Input data:
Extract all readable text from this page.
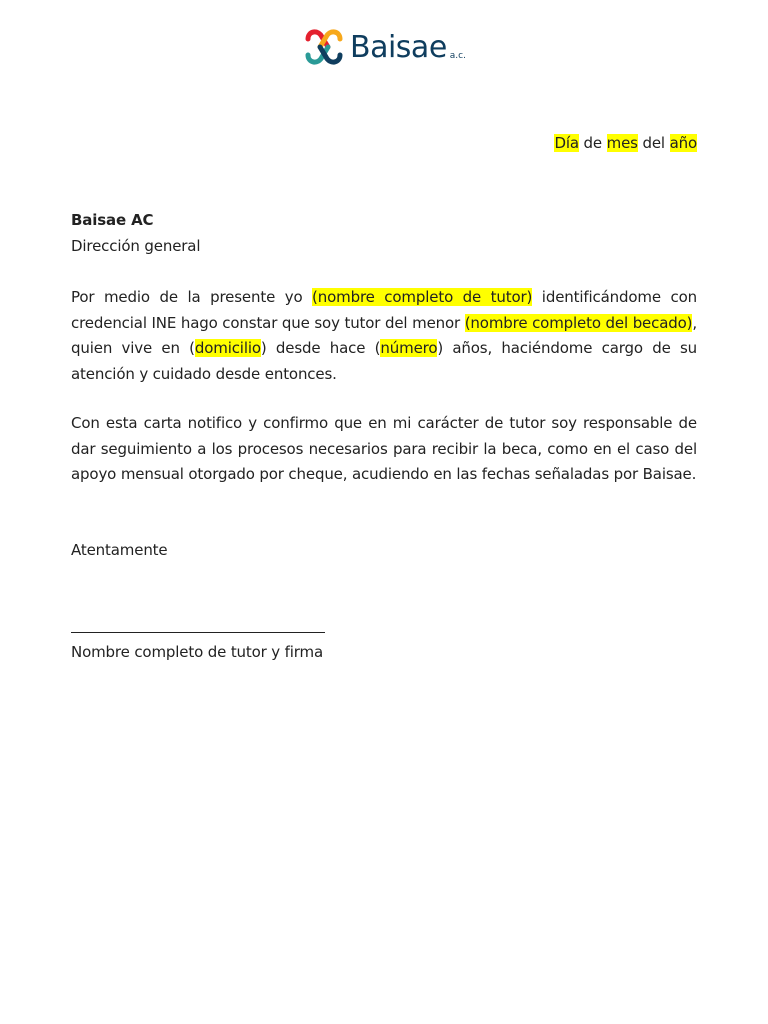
Baisae a.c.
Día de mes del año
Baisae AC
Dirección general
Por medio de la presente yo (nombre completo de tutor) identificándome con credencial INE hago constar que soy tutor del menor (nombre completo del becado), quien vive en (domicilio) desde hace (número) años, haciéndome cargo de su atención y cuidado desde entonces.
Con esta carta notifico y confirmo que en mi carácter de tutor soy responsable de dar seguimiento a los procesos necesarios para recibir la beca, como en el caso del apoyo mensual otorgado por cheque, acudiendo en las fechas señaladas por Baisae.
Atentamente
Nombre completo de tutor y firma
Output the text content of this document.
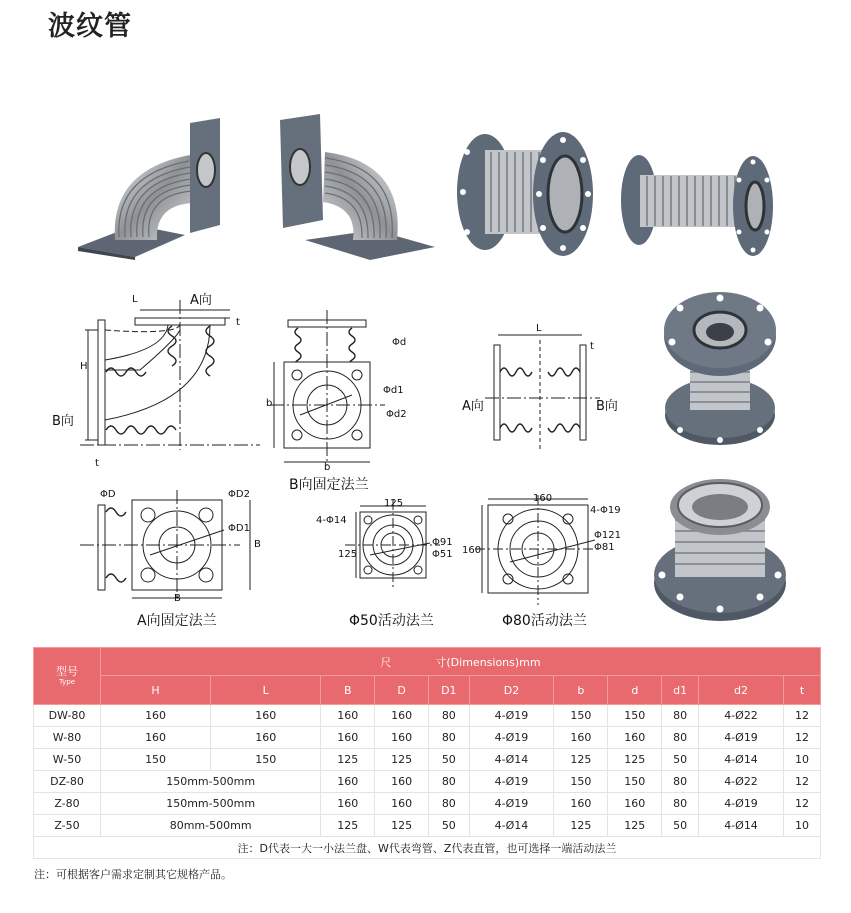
波纹管
A向
L
t
H
B向
t
Φd
b
Φd1
Φd2
b
B向固定法兰
L
t
A向	B向
ΦD	ΦD2
ΦD1
B
B
A向固定法兰
125
4-Φ14
125
Φ91
Φ51
Φ50活动法兰
160
4-Φ19
160
Φ121
Φ81
Φ80活动法兰
型号
Type	尺　　　　寸(Dimensions)mm										
	H	L	B	D	D1	D2	b	d	d1	d2	t
DW-80	160	160	160	160	80	4-Ø19	150	150	80	4-Ø22	12
W-80	160	160	160	160	80	4-Ø19	160	160	80	4-Ø19	12
W-50	150	150	125	125	50	4-Ø14	125	125	50	4-Ø14	10
DZ-80	150mm-500mm		160	160	80	4-Ø19	150	150	80	4-Ø22	12
Z-80	150mm-500mm		160	160	80	4-Ø19	160	160	80	4-Ø19	12
Z-50	80mm-500mm		125	125	50	4-Ø14	125	125	50	4-Ø14	10
注：D代表一大一小法兰盘、W代表弯管、Z代表直管，也可选择一端活动法兰											
注：可根据客户需求定制其它规格产品。
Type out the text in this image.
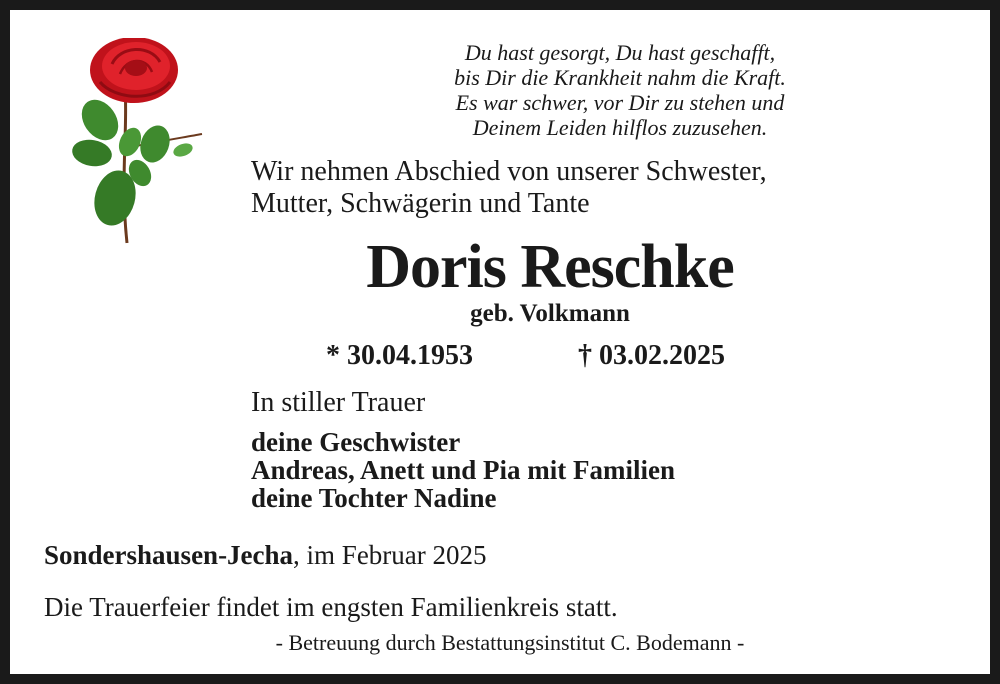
Du hast gesorgt, Du hast geschafft,
bis Dir die Krankheit nahm die Kraft.
Es war schwer, vor Dir zu stehen und
Deinem Leiden hilflos zuzusehen.
Wir nehmen Abschied von unserer Schwester,
Mutter, Schwägerin und Tante
Doris Reschke
geb. Volkmann
* 30.04.1953	† 03.02.2025
In stiller Trauer
deine Geschwister
Andreas, Anett und Pia mit Familien
deine Tochter Nadine
Sondershausen-Jecha, im Februar 2025
Die Trauerfeier findet im engsten Familienkreis statt.
- Betreuung durch Bestattungsinstitut C. Bodemann -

Exercise goal:
Leaving the pictures aside, transcribe the entire listing exactly.

The solution:
Extract all readable text from this page.
Baisae a.c.
Día de mes del año
Baisae AC
Dirección general
Por medio de la presente yo (nombre completo de tutor) identificándome con credencial INE hago constar que soy tutor del menor (nombre completo del becado), quien vive en (domicilio) desde hace (número) años, haciéndome cargo de su atención y cuidado desde entonces.
Con esta carta notifico y confirmo que en mi carácter de tutor soy responsable de dar seguimiento a los procesos necesarios para recibir la beca, como en el caso del apoyo mensual otorgado por cheque, acudiendo en las fechas señaladas por Baisae.
Atentamente
Nombre completo de tutor y firma
Output the text content of this document.
波纹管
A向
L
t
H
B向
t
Φd
b
Φd1
Φd2
b
B向固定法兰
L
t
A向	B向
ΦD	ΦD2
ΦD1
B
B
A向固定法兰
125
4-Φ14
125
Φ91
Φ51
Φ50活动法兰
160
4-Φ19
160
Φ121
Φ81
Φ80活动法兰
型号
Type	尺　　　　寸(Dimensions)mm										
	H	L	B	D	D1	D2	b	d	d1	d2	t
DW-80	160	160	160	160	80	4-Ø19	150	150	80	4-Ø22	12
W-80	160	160	160	160	80	4-Ø19	160	160	80	4-Ø19	12
W-50	150	150	125	125	50	4-Ø14	125	125	50	4-Ø14	10
DZ-80	150mm-500mm		160	160	80	4-Ø19	150	150	80	4-Ø22	12
Z-80	150mm-500mm		160	160	80	4-Ø19	160	160	80	4-Ø19	12
Z-50	80mm-500mm		125	125	50	4-Ø14	125	125	50	4-Ø14	10
注：D代表一大一小法兰盘、W代表弯管、Z代表直管，也可选择一端活动法兰											
注：可根据客户需求定制其它规格产品。
Type out the text in this image.
Du hast gesorgt, Du hast geschafft,
bis Dir die Krankheit nahm die Kraft.
Es war schwer, vor Dir zu stehen und
Deinem Leiden hilflos zuzusehen.
Wir nehmen Abschied von unserer Schwester,
Mutter, Schwägerin und Tante
Doris Reschke
geb. Volkmann
* 30.04.1953	† 03.02.2025
In stiller Trauer
deine Geschwister
Andreas, Anett und Pia mit Familien
deine Tochter Nadine
Sondershausen-Jecha, im Februar 2025
Die Trauerfeier findet im engsten Familienkreis statt.
- Betreuung durch Bestattungsinstitut C. Bodemann -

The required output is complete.